Exercise requirements. How many lines in the records below contain the word "band"? Give only the number.

Chart and figure data:
>> begin

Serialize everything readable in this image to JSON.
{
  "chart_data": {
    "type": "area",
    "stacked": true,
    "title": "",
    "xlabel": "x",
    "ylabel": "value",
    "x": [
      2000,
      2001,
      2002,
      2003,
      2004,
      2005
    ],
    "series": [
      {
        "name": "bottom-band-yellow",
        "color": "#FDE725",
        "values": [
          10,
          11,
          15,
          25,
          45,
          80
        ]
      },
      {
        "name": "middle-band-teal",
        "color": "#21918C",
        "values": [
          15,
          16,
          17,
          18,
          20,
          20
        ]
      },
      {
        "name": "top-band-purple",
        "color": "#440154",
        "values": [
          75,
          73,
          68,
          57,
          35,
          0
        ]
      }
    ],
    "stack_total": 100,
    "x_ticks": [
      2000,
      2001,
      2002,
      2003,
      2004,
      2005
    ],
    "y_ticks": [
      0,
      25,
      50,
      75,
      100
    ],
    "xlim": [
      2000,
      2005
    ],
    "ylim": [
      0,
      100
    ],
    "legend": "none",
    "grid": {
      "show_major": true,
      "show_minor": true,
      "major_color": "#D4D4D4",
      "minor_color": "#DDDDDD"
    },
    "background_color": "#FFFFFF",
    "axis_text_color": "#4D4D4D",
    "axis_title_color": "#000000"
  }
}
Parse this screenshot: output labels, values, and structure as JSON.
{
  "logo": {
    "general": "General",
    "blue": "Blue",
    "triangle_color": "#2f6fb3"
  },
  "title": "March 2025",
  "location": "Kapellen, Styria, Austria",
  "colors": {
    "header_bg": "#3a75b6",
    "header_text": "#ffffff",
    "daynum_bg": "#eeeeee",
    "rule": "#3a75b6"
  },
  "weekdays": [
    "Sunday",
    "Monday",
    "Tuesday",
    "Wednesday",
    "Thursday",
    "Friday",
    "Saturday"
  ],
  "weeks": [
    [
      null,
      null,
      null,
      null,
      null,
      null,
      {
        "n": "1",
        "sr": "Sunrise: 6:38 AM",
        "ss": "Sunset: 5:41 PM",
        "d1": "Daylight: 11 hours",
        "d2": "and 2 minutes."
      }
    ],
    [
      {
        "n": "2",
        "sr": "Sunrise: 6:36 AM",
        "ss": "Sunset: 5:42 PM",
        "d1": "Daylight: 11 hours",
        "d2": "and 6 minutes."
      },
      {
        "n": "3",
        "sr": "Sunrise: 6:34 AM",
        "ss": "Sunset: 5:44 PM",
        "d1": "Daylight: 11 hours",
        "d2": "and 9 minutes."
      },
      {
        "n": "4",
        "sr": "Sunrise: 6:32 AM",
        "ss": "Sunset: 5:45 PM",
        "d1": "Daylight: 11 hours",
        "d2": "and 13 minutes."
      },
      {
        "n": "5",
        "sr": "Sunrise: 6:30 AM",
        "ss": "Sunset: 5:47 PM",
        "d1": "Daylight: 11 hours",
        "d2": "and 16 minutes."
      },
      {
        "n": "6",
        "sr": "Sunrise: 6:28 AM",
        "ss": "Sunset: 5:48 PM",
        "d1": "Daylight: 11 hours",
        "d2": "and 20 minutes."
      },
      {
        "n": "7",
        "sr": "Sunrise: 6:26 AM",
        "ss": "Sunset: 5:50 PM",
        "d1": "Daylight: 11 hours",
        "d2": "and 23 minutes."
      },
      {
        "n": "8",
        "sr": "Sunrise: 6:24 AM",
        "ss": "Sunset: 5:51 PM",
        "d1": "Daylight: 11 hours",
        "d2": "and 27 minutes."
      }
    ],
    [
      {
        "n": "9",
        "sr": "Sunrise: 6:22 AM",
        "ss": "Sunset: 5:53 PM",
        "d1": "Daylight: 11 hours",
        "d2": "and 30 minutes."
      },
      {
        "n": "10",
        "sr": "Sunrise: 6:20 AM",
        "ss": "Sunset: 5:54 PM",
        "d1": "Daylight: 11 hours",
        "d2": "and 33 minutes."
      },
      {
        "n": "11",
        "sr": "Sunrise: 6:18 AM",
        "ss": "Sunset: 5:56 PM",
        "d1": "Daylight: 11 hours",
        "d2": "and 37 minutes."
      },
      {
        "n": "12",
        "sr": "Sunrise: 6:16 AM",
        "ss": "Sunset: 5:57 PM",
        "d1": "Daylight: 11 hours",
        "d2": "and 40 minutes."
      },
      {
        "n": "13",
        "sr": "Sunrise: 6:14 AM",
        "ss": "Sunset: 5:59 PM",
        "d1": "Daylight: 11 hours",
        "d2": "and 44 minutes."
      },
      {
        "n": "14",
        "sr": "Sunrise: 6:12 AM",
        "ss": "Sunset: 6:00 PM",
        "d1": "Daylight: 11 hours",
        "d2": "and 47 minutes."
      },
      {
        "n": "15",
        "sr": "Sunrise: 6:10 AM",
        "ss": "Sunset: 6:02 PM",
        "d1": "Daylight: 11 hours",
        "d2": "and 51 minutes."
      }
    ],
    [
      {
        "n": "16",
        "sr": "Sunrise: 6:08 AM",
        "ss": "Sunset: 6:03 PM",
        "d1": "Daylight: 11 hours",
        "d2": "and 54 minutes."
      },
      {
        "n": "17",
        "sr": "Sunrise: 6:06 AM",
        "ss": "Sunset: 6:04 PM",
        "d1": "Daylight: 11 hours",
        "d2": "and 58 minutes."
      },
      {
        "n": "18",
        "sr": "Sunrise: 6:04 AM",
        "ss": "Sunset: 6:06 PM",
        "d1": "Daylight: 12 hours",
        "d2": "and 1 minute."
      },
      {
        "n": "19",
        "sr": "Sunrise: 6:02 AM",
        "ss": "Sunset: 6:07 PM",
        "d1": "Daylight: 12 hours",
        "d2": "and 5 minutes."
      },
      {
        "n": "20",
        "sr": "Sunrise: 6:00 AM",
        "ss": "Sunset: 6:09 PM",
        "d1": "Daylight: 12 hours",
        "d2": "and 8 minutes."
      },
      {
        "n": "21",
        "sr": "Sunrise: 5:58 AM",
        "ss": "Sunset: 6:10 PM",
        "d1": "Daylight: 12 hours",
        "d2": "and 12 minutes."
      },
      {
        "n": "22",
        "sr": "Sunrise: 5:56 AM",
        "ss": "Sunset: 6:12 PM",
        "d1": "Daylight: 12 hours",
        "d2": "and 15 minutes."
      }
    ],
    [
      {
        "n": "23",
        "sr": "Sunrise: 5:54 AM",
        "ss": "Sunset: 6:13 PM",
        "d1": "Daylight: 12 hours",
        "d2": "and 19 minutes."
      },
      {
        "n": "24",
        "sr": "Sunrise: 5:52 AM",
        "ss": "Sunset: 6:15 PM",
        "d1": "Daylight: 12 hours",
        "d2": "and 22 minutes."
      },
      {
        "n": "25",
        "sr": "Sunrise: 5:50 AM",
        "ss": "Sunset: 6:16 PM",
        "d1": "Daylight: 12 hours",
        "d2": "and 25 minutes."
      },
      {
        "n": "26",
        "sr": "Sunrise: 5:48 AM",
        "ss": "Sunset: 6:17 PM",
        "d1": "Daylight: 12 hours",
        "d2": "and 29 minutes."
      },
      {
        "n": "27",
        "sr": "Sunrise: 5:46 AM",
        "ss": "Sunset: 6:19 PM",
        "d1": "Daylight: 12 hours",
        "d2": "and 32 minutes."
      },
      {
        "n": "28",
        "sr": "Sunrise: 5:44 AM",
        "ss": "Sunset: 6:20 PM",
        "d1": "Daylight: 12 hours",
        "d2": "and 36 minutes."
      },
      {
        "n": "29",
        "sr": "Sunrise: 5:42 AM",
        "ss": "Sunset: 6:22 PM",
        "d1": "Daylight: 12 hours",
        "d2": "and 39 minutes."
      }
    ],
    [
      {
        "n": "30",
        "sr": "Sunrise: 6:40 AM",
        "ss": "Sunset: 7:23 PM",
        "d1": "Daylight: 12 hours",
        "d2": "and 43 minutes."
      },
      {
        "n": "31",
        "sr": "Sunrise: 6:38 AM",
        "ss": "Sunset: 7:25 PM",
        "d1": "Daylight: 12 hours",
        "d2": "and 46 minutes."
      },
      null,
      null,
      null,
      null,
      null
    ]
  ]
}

>> end

Finished answer. 3